WORK TO COMPLETE ▸ Search the material below for the word "ylabel". Copy every line that has it.

begin

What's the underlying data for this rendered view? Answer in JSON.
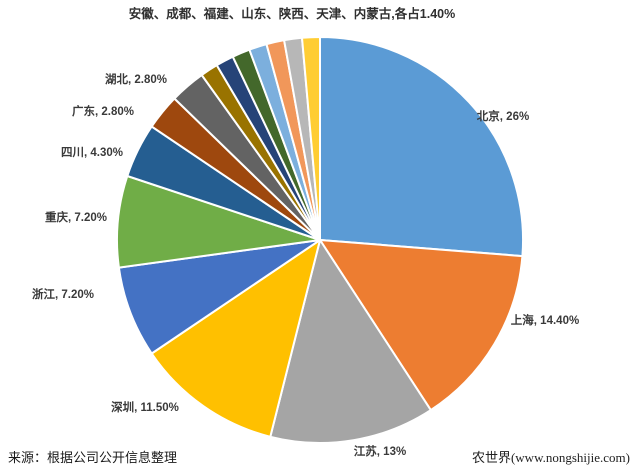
{
  "chart_data": {
    "type": "pie",
    "title": "安徽、成都、福建、山东、陕西、天津、内蒙古,各占1.40%",
    "legend": "none",
    "start_angle_deg": 0,
    "direction": "clockwise",
    "slice_border_color": "#ffffff",
    "label_color": "#3a3a3a",
    "slices": [
      {
        "name": "北京",
        "value": 26,
        "label": "北京, 26%",
        "color": "#5B9BD5"
      },
      {
        "name": "上海",
        "value": 14.4,
        "label": "上海, 14.40%",
        "color": "#ED7D31"
      },
      {
        "name": "江苏",
        "value": 13,
        "label": "江苏, 13%",
        "color": "#A5A5A5"
      },
      {
        "name": "深圳",
        "value": 11.5,
        "label": "深圳, 11.50%",
        "color": "#FFC000"
      },
      {
        "name": "浙江",
        "value": 7.2,
        "label": "浙江, 7.20%",
        "color": "#4472C4"
      },
      {
        "name": "重庆",
        "value": 7.2,
        "label": "重庆, 7.20%",
        "color": "#70AD47"
      },
      {
        "name": "四川",
        "value": 4.3,
        "label": "四川, 4.30%",
        "color": "#255E91"
      },
      {
        "name": "广东",
        "value": 2.8,
        "label": "广东, 2.80%",
        "color": "#9E480E"
      },
      {
        "name": "湖北",
        "value": 2.8,
        "label": "湖北, 2.80%",
        "color": "#636363"
      },
      {
        "name": "安徽",
        "value": 1.4,
        "label": null,
        "color": "#997300"
      },
      {
        "name": "成都",
        "value": 1.4,
        "label": null,
        "color": "#264478"
      },
      {
        "name": "福建",
        "value": 1.4,
        "label": null,
        "color": "#43682B"
      },
      {
        "name": "山东",
        "value": 1.4,
        "label": null,
        "color": "#7CAFDD"
      },
      {
        "name": "陕西",
        "value": 1.4,
        "label": null,
        "color": "#F1975A"
      },
      {
        "name": "天津",
        "value": 1.4,
        "label": null,
        "color": "#B7B7B7"
      },
      {
        "name": "内蒙古",
        "value": 1.4,
        "label": null,
        "color": "#FFCD33"
      }
    ]
  },
  "footer": {
    "source_text": "来源：根据公司公开信息整理",
    "watermark": "农世界(www.nongshijie.com)"
  }
}
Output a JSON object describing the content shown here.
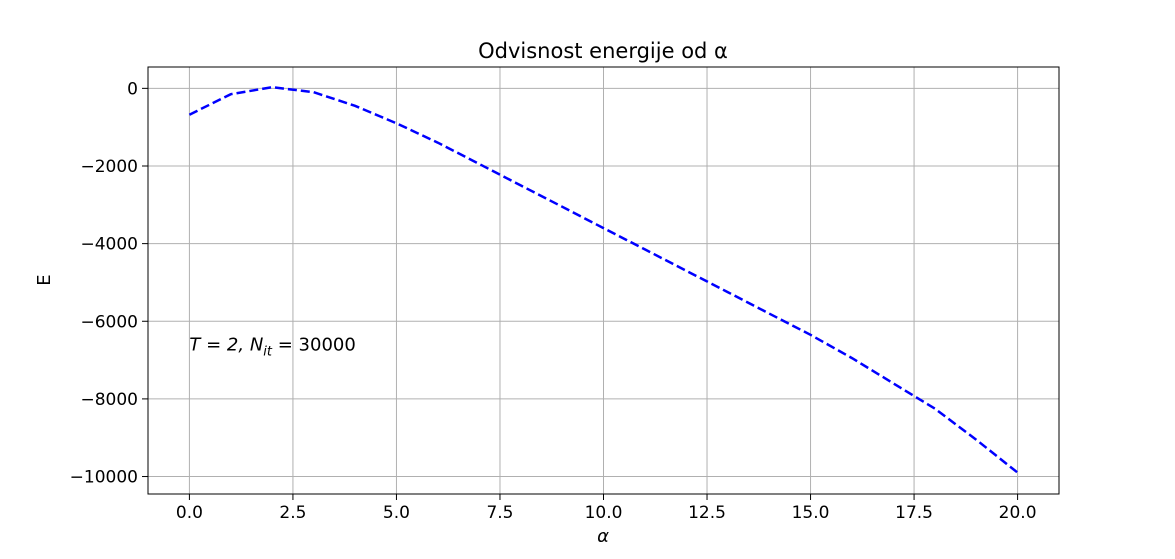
{
  "chart_data": {
    "type": "line",
    "title": "Odvisnost energije od α",
    "xlabel": "α",
    "ylabel": "E",
    "xlim": [
      -1.0,
      21.0
    ],
    "ylim": [
      -10450,
      550
    ],
    "x_ticks": [
      0,
      2.5,
      5,
      7.5,
      10,
      12.5,
      15,
      17.5,
      20
    ],
    "x_tick_labels": [
      "0.0",
      "2.5",
      "5.0",
      "7.5",
      "10.0",
      "12.5",
      "15.0",
      "17.5",
      "20.0"
    ],
    "y_ticks": [
      0,
      -2000,
      -4000,
      -6000,
      -8000,
      -10000
    ],
    "y_tick_labels": [
      "0",
      "−2000",
      "−4000",
      "−6000",
      "−8000",
      "−10000"
    ],
    "grid": true,
    "annotation": {
      "text_T": "T = 2, ",
      "text_N": "N",
      "text_sub": "it",
      "text_value": " = 30000",
      "x": 0.0,
      "y": -6750
    },
    "series": [
      {
        "color": "#0000ff",
        "linestyle": "dashed",
        "x": [
          0,
          1,
          2,
          3,
          4,
          5,
          6,
          7,
          8,
          9,
          10,
          11,
          12,
          13,
          14,
          15,
          16,
          17,
          18,
          19,
          20
        ],
        "values": [
          -680,
          -150,
          30,
          -100,
          -450,
          -900,
          -1400,
          -1950,
          -2500,
          -3050,
          -3600,
          -4150,
          -4700,
          -5250,
          -5800,
          -6350,
          -6950,
          -7600,
          -8250,
          -9050,
          -9900
        ]
      }
    ]
  }
}
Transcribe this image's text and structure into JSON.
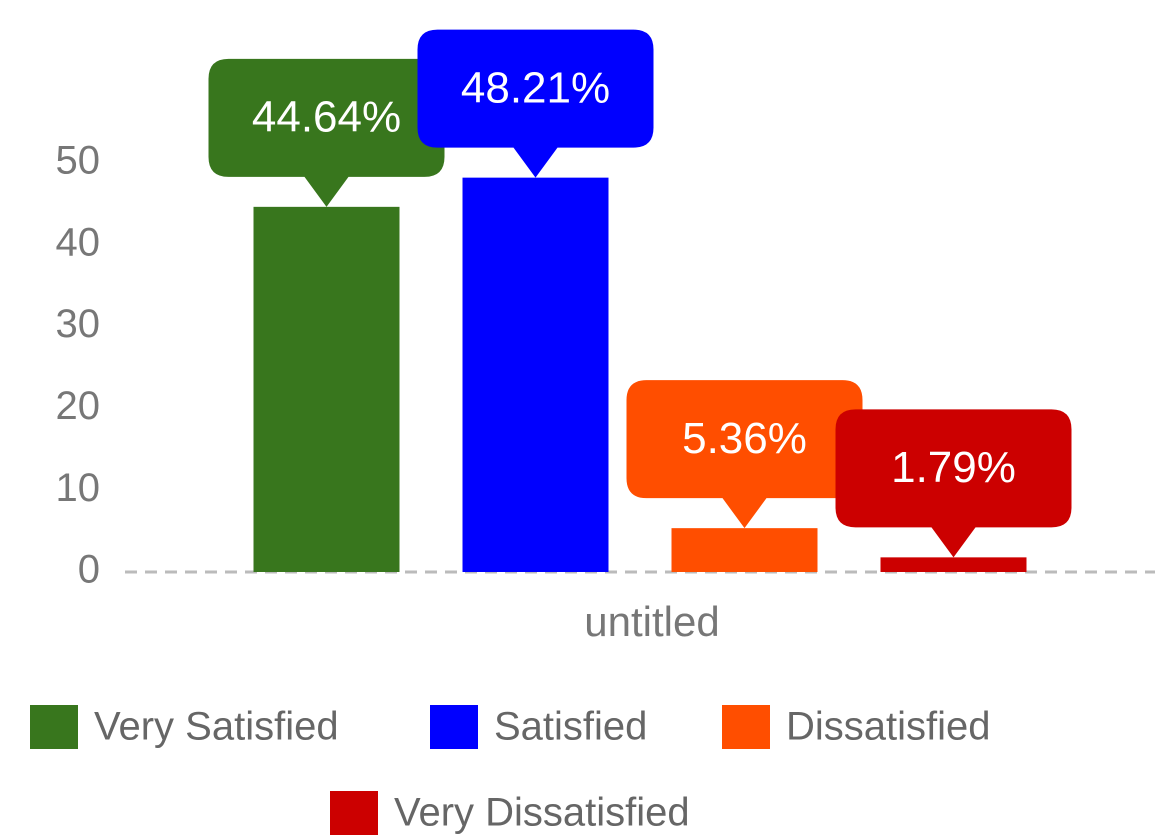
{
  "chart_data": {
    "type": "bar",
    "categories": [
      "untitled"
    ],
    "series": [
      {
        "name": "Very Satisfied",
        "color": "#38761d",
        "values": [
          44.64
        ],
        "value_labels": [
          "44.64%"
        ]
      },
      {
        "name": "Satisfied",
        "color": "#0000ff",
        "values": [
          48.21
        ],
        "value_labels": [
          "48.21%"
        ]
      },
      {
        "name": "Dissatisfied",
        "color": "#ff4e00",
        "values": [
          5.36
        ],
        "value_labels": [
          "5.36%"
        ]
      },
      {
        "name": "Very Dissatisfied",
        "color": "#cc0000",
        "values": [
          1.79
        ],
        "value_labels": [
          "1.79%"
        ]
      }
    ],
    "ylim": [
      0,
      70
    ],
    "yticks": [
      0,
      10,
      20,
      30,
      40,
      50
    ],
    "grid": false,
    "legend": "bottom"
  }
}
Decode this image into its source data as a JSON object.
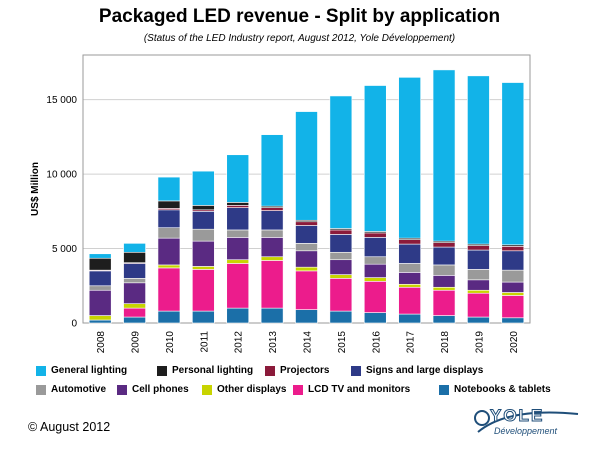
{
  "title": "Packaged LED revenue - Split by application",
  "subtitle": "(Status of the LED Industry report, August 2012, Yole Développement)",
  "copyright": "© August 2012",
  "logo": {
    "text": "YOLE",
    "tagline": "Développement"
  },
  "chart_data": {
    "type": "bar",
    "stacked": true,
    "categories": [
      "2008",
      "2009",
      "2010",
      "2011",
      "2012",
      "2013",
      "2014",
      "2015",
      "2016",
      "2017",
      "2018",
      "2019",
      "2020"
    ],
    "ylabel": "US$ Million",
    "ylim": [
      0,
      18000
    ],
    "yticks": [
      0,
      5000,
      10000,
      15000
    ],
    "ytick_labels": [
      "0",
      "5 000",
      "10 000",
      "15 000"
    ],
    "grid": true,
    "legend_position": "bottom",
    "series": [
      {
        "name": "Notebooks & tablets",
        "color": "#1b6fa8",
        "values": [
          200,
          400,
          800,
          800,
          1000,
          1000,
          900,
          800,
          700,
          600,
          500,
          400,
          350
        ]
      },
      {
        "name": "LCD TV and monitors",
        "color": "#ec1c8c",
        "values": [
          0,
          600,
          2900,
          2800,
          3000,
          3200,
          2600,
          2200,
          2100,
          1800,
          1700,
          1600,
          1500
        ]
      },
      {
        "name": "Other displays",
        "color": "#c8d400",
        "values": [
          300,
          300,
          200,
          200,
          250,
          250,
          250,
          250,
          250,
          200,
          200,
          200,
          200
        ]
      },
      {
        "name": "Cell phones",
        "color": "#5a2a82",
        "values": [
          1700,
          1400,
          1800,
          1700,
          1500,
          1300,
          1100,
          1000,
          900,
          800,
          800,
          700,
          700
        ]
      },
      {
        "name": "Automotive",
        "color": "#9a9a9a",
        "values": [
          300,
          300,
          700,
          800,
          500,
          500,
          500,
          500,
          500,
          600,
          700,
          700,
          800
        ]
      },
      {
        "name": "Signs and large displays",
        "color": "#2e3a87",
        "values": [
          1000,
          1000,
          1200,
          1200,
          1500,
          1300,
          1200,
          1200,
          1300,
          1300,
          1200,
          1300,
          1300
        ]
      },
      {
        "name": "Projectors",
        "color": "#8b1a3a",
        "values": [
          50,
          50,
          100,
          100,
          150,
          200,
          250,
          300,
          300,
          300,
          300,
          300,
          300
        ]
      },
      {
        "name": "Personal lighting",
        "color": "#1e1e1e",
        "values": [
          800,
          700,
          500,
          300,
          200,
          100,
          100,
          100,
          100,
          100,
          100,
          100,
          100
        ]
      },
      {
        "name": "General lighting",
        "color": "#12b3e8",
        "values": [
          300,
          600,
          1600,
          2300,
          3200,
          4800,
          7300,
          8900,
          9800,
          10800,
          11500,
          11300,
          10900
        ]
      }
    ],
    "legend_rows": [
      [
        "General lighting",
        "Personal lighting",
        "Projectors",
        "Signs and large displays"
      ],
      [
        "Automotive",
        "Cell phones",
        "Other displays",
        "LCD TV and monitors",
        "Notebooks & tablets"
      ]
    ]
  }
}
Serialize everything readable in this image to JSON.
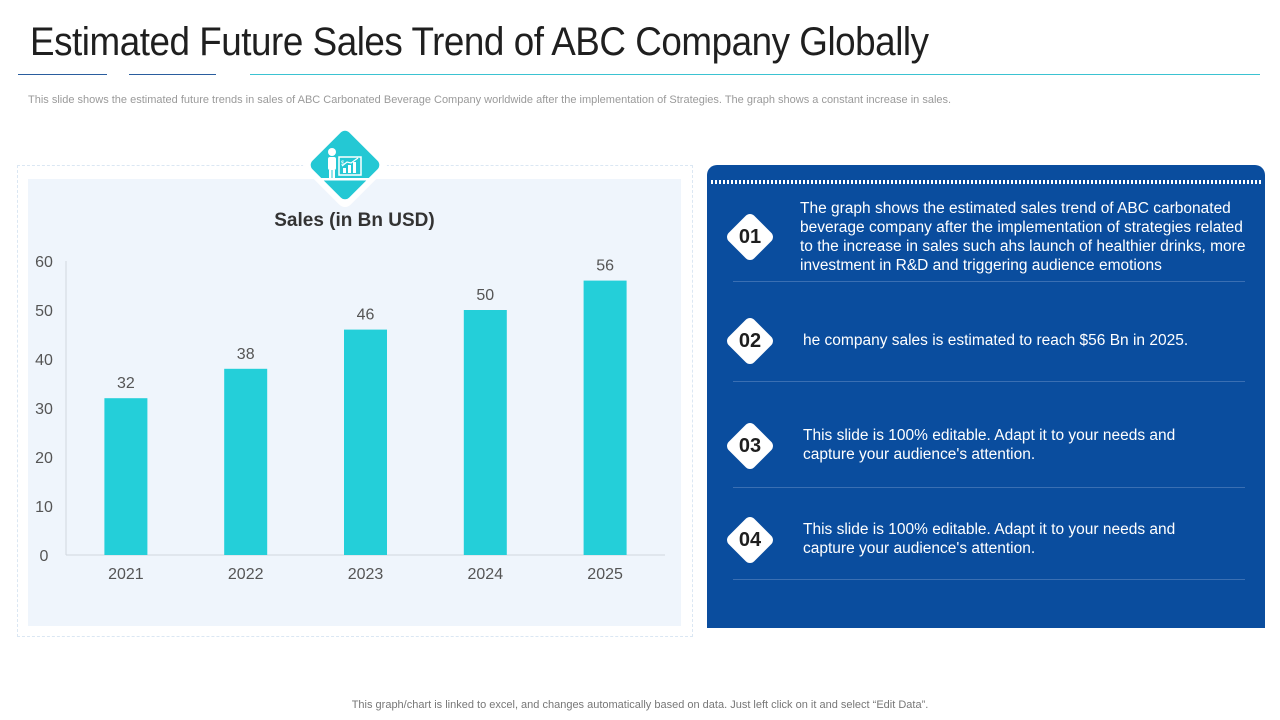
{
  "slide": {
    "title": "Estimated Future Sales Trend of ABC Company Globally",
    "subtitle": "This slide shows the estimated future trends in sales of ABC Carbonated Beverage Company worldwide after the implementation of Strategies. The graph shows a constant increase in sales.",
    "footer": "This graph/chart is linked to excel, and changes automatically based on data. Just left click on it and select “Edit Data”.",
    "badge_icon": "presenter-chart-icon",
    "colors": {
      "accent": "#24c8d4",
      "panel": "#0a4d9e",
      "chart_bg": "#eff5fc"
    }
  },
  "chart_data": {
    "type": "bar",
    "title": "Sales (in Bn USD)",
    "categories": [
      "2021",
      "2022",
      "2023",
      "2024",
      "2025"
    ],
    "values": [
      32,
      38,
      46,
      50,
      56
    ],
    "ylim": [
      0,
      60
    ],
    "yticks": [
      0,
      10,
      20,
      30,
      40,
      50,
      60
    ],
    "xlabel": "",
    "ylabel": "",
    "grid": false,
    "data_labels": true,
    "bar_color": "#24cfd9"
  },
  "points": [
    {
      "number": "01",
      "text": "The graph shows the estimated sales trend of ABC carbonated beverage company after the implementation of strategies related to the increase in sales such ahs launch of healthier drinks, more investment in R&D and triggering audience emotions"
    },
    {
      "number": "02",
      "text": "he company sales is estimated to reach $56 Bn in 2025."
    },
    {
      "number": "03",
      "text": "This slide is 100% editable. Adapt it to your needs and capture your audience's attention."
    },
    {
      "number": "04",
      "text": "This slide is 100% editable. Adapt it to your needs and capture your audience's attention."
    }
  ]
}
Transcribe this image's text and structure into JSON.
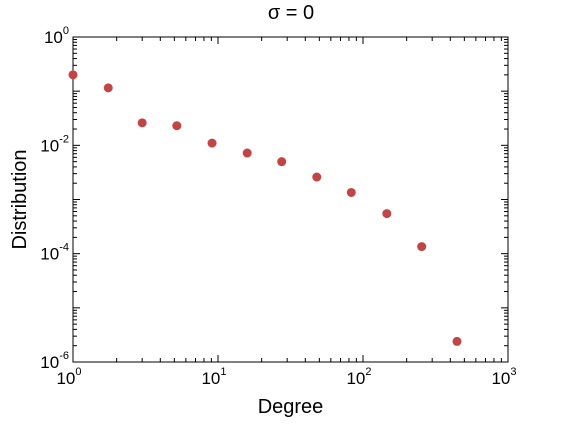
{
  "chart_data": {
    "type": "scatter",
    "title": "σ = 0",
    "xlabel": "Degree",
    "ylabel": "Distribution",
    "xscale": "log",
    "yscale": "log",
    "xlim": [
      1,
      1000
    ],
    "ylim": [
      1e-06,
      1
    ],
    "x_ticks": [
      {
        "base": "10",
        "exp": "0",
        "value": 1
      },
      {
        "base": "10",
        "exp": "1",
        "value": 10
      },
      {
        "base": "10",
        "exp": "2",
        "value": 100
      },
      {
        "base": "10",
        "exp": "3",
        "value": 1000
      }
    ],
    "y_ticks": [
      {
        "base": "10",
        "exp": "0",
        "value": 1
      },
      {
        "base": "10",
        "exp": "-2",
        "value": 0.01
      },
      {
        "base": "10",
        "exp": "-4",
        "value": 0.0001
      },
      {
        "base": "10",
        "exp": "-6",
        "value": 1e-06
      }
    ],
    "grid": false,
    "marker_color": "#c44444",
    "series": [
      {
        "x": [
          1,
          1.75,
          3.0,
          5.2,
          9.1,
          15.9,
          27.5,
          48,
          83,
          146,
          254,
          445
        ],
        "y": [
          0.2,
          0.115,
          0.026,
          0.023,
          0.011,
          0.0072,
          0.005,
          0.0026,
          0.00135,
          0.00055,
          0.000135,
          2.4e-06
        ]
      }
    ]
  }
}
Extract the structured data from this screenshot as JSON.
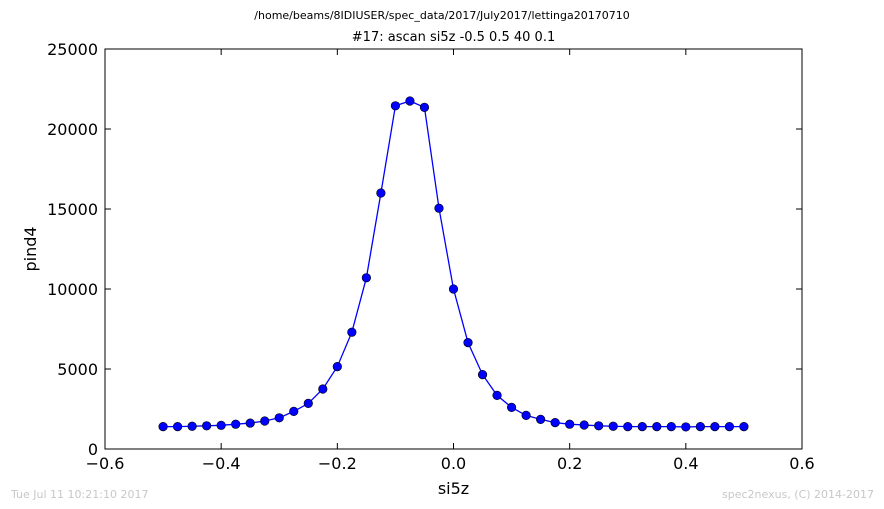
{
  "supertitle": "/home/beams/8IDIUSER/spec_data/2017/July2017/lettinga20170710",
  "footer": {
    "timestamp": "Tue Jul 11 10:21:10 2017",
    "credit": "spec2nexus, (C) 2014-2017"
  },
  "colors": {
    "series": "#0000ff",
    "axes": "#000000",
    "footer_text": "#c8c8c8"
  },
  "chart_data": {
    "type": "line",
    "title": "#17: ascan  si5z -0.5 0.5  40 0.1",
    "xlabel": "si5z",
    "ylabel": "pind4",
    "xlim": [
      -0.6,
      0.6
    ],
    "ylim": [
      0,
      25000
    ],
    "xticks": [
      "−0.6",
      "−0.4",
      "−0.2",
      "0.0",
      "0.2",
      "0.4",
      "0.6"
    ],
    "yticks": [
      "0",
      "5000",
      "10000",
      "15000",
      "20000",
      "25000"
    ],
    "grid": false,
    "marker": "circle",
    "series": [
      {
        "x": [
          -0.5,
          -0.475,
          -0.45,
          -0.425,
          -0.4,
          -0.375,
          -0.35,
          -0.325,
          -0.3,
          -0.275,
          -0.25,
          -0.225,
          -0.2,
          -0.175,
          -0.15,
          -0.125,
          -0.1,
          -0.075,
          -0.05,
          -0.025,
          0.0,
          0.025,
          0.05,
          0.075,
          0.1,
          0.125,
          0.15,
          0.175,
          0.2,
          0.225,
          0.25,
          0.275,
          0.3,
          0.325,
          0.35,
          0.375,
          0.4,
          0.425,
          0.45,
          0.475,
          0.5
        ],
        "y": [
          1400,
          1400,
          1420,
          1450,
          1480,
          1550,
          1620,
          1750,
          1950,
          2350,
          2850,
          3750,
          5150,
          7300,
          10700,
          16000,
          21450,
          21750,
          21350,
          15050,
          10000,
          6650,
          4650,
          3350,
          2600,
          2100,
          1850,
          1650,
          1550,
          1500,
          1450,
          1420,
          1400,
          1400,
          1400,
          1400,
          1380,
          1400,
          1400,
          1400,
          1400
        ]
      }
    ]
  }
}
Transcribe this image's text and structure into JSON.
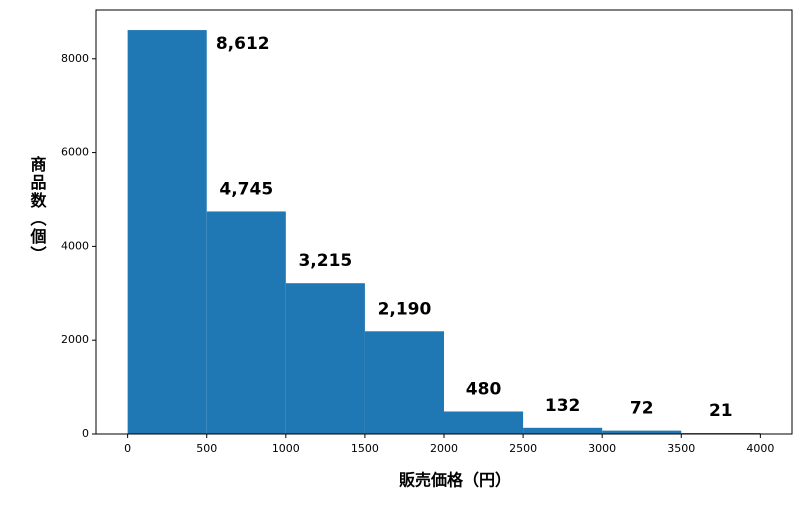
{
  "chart_data": {
    "type": "histogram",
    "xlabel": "販売価格（円）",
    "ylabel": "商品数（個）",
    "bins": [
      0,
      500,
      1000,
      1500,
      2000,
      2500,
      3000,
      3500,
      4000
    ],
    "values": [
      8612,
      4745,
      3215,
      2190,
      480,
      132,
      72,
      21
    ],
    "value_labels": [
      "8,612",
      "4,745",
      "3,215",
      "2,190",
      "480",
      "132",
      "72",
      "21"
    ],
    "color": "#1f77b4",
    "xlim": [
      -200,
      4200
    ],
    "xticks": [
      0,
      500,
      1000,
      1500,
      2000,
      2500,
      3000,
      3500,
      4000
    ],
    "ylim": [
      0,
      9040
    ],
    "yticks": [
      0,
      2000,
      4000,
      6000,
      8000
    ]
  }
}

end

PROBLEM SOLUTION ▸
    "ylabel": "E",
    "ylabel": "US$ Million",
    "ylabel": "",
    "ylabel": "Distribution",
    "ylabel": "pind4",
    "ylabel": "商品数（個）",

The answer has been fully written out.